> **What the task asks**
Reproduce each line bearing the word "this".

Saved entries:
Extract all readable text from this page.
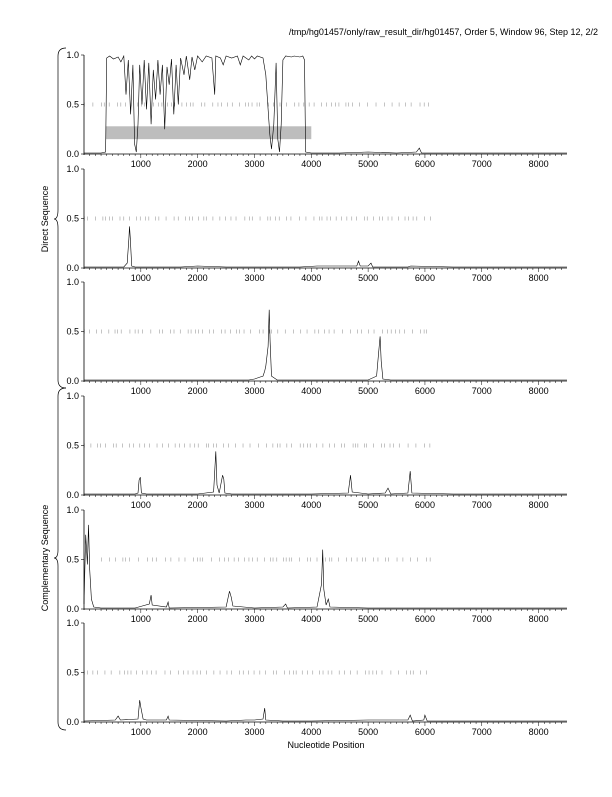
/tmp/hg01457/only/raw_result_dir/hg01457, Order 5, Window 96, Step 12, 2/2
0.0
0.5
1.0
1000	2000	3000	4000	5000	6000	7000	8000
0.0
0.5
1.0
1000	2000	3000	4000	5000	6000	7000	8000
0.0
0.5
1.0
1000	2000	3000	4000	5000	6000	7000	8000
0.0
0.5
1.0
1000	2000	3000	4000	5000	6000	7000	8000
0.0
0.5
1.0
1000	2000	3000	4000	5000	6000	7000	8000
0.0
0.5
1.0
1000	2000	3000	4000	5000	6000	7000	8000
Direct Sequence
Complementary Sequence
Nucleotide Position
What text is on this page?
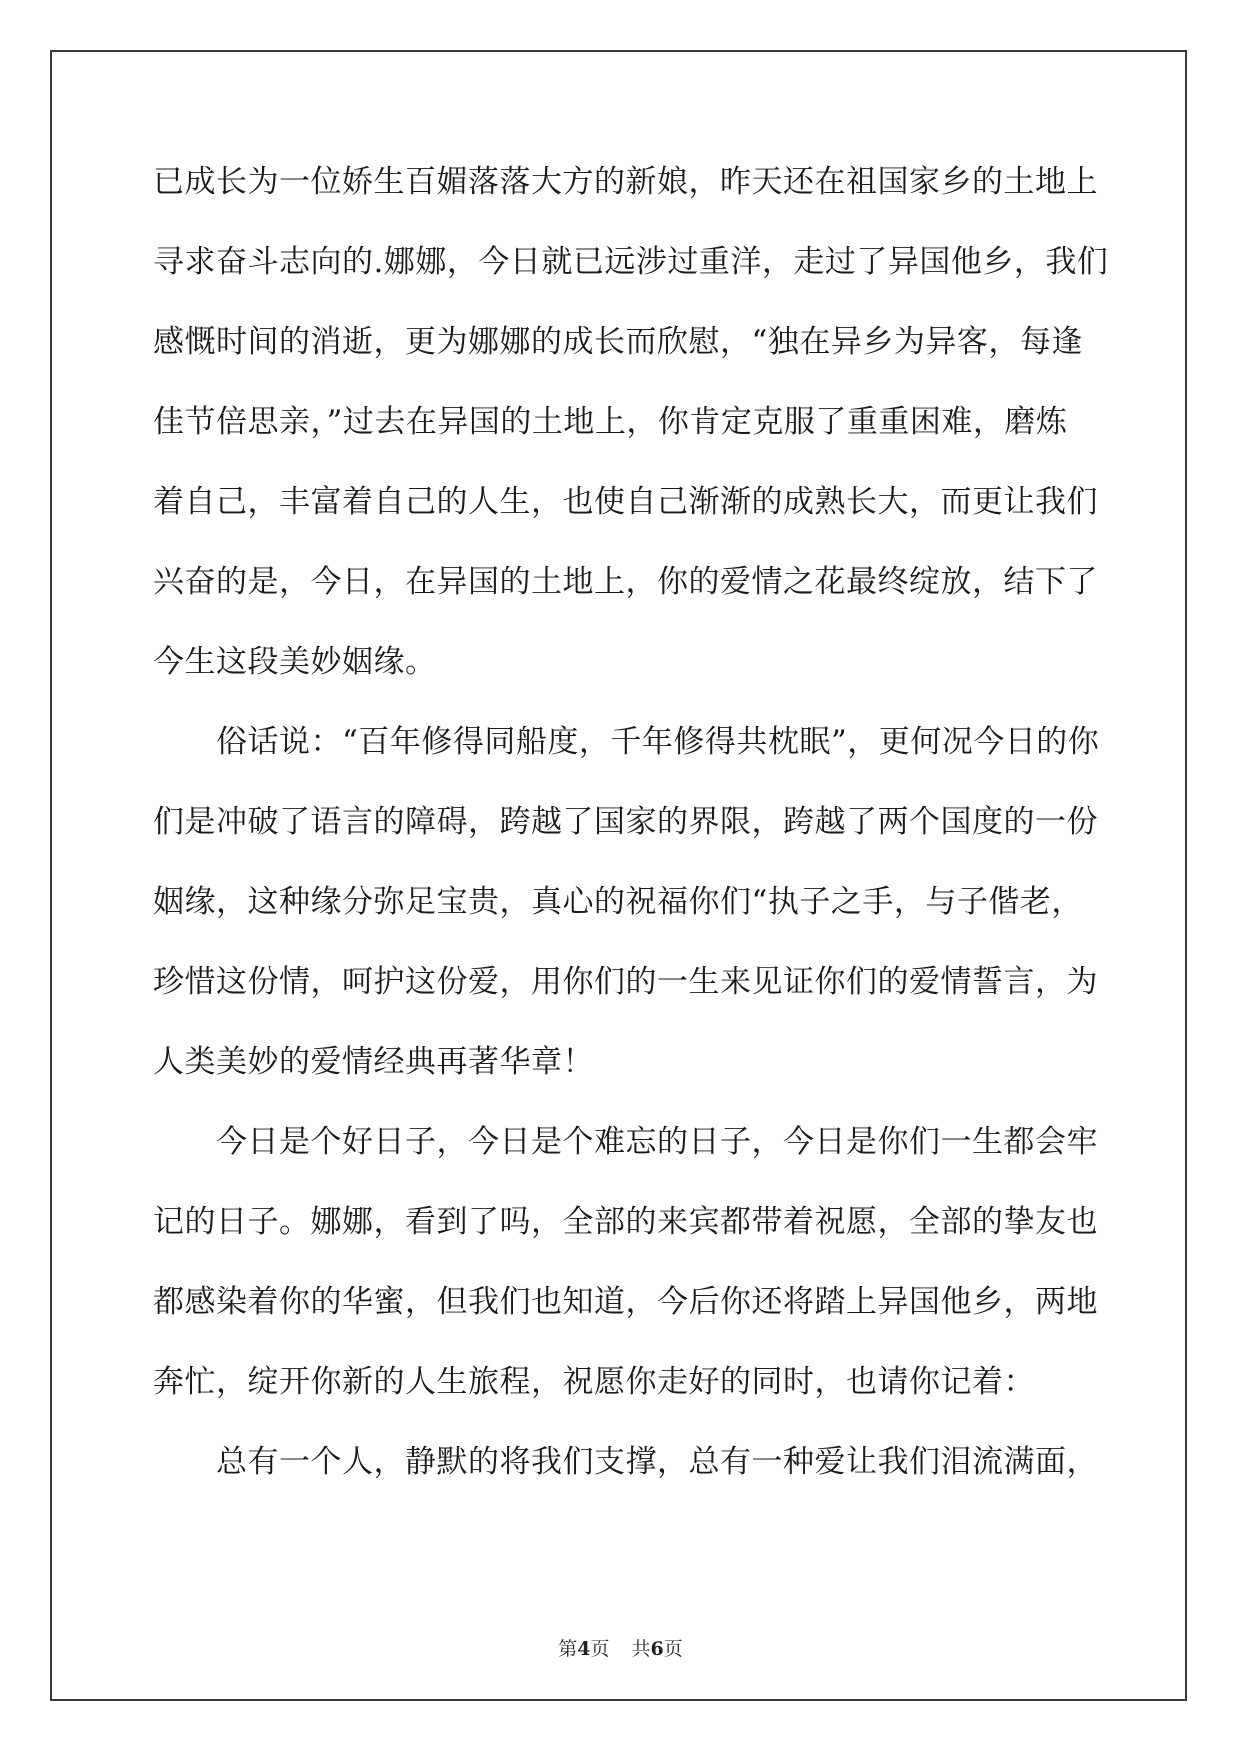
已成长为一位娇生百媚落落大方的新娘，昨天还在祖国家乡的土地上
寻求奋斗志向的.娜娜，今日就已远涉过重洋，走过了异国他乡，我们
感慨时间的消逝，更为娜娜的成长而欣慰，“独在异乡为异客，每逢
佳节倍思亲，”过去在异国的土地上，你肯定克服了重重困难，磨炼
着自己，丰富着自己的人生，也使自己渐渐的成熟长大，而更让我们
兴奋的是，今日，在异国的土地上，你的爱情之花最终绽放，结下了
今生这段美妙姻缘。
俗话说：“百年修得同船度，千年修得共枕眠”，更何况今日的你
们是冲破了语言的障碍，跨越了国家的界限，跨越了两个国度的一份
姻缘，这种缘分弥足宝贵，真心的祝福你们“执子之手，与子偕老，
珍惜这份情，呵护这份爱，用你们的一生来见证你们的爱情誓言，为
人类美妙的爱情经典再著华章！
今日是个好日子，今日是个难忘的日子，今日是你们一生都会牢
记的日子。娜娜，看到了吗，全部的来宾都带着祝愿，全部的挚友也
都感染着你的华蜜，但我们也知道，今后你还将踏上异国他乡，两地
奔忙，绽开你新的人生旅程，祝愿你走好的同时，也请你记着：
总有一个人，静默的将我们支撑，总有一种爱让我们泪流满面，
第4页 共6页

* * *

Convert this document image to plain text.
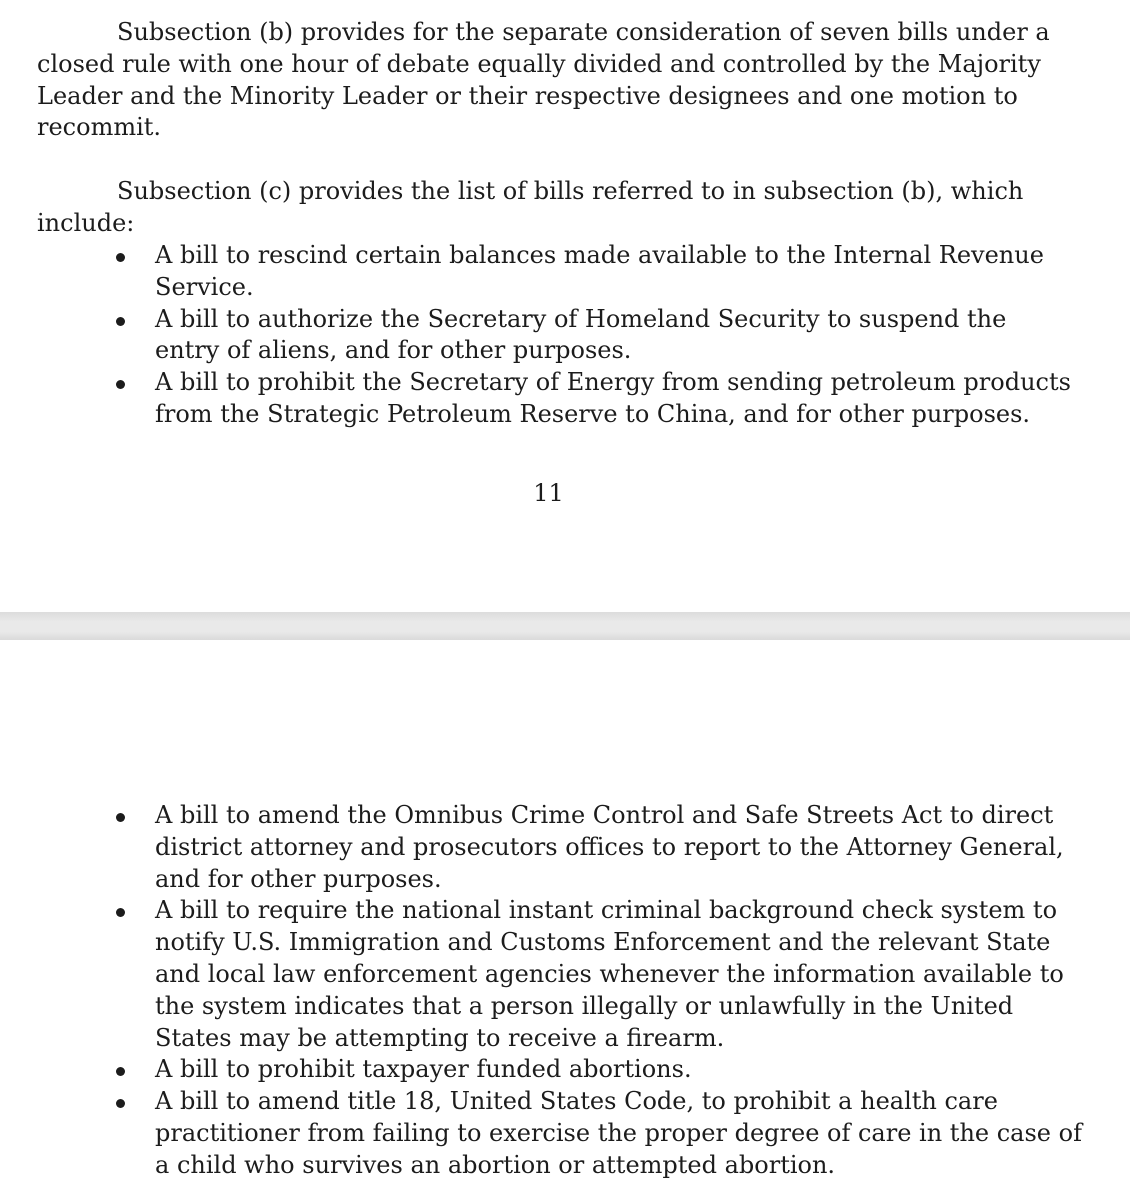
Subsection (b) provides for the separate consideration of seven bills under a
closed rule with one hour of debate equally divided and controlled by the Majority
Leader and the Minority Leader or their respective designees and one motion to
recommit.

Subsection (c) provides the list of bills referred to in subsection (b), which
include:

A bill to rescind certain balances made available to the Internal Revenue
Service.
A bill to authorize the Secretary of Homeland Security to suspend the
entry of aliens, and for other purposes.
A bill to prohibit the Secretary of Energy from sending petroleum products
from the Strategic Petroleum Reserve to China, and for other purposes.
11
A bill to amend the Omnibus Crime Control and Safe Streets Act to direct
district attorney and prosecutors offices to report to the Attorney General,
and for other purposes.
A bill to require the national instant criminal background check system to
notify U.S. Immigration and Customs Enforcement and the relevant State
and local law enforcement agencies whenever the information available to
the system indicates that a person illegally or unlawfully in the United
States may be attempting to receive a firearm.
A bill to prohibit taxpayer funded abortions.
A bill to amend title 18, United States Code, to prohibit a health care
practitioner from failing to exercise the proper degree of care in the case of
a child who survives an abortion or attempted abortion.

> **Worked solution**
Extract all readable text from this page.
What text is on this page?
Convert this document image to plain text.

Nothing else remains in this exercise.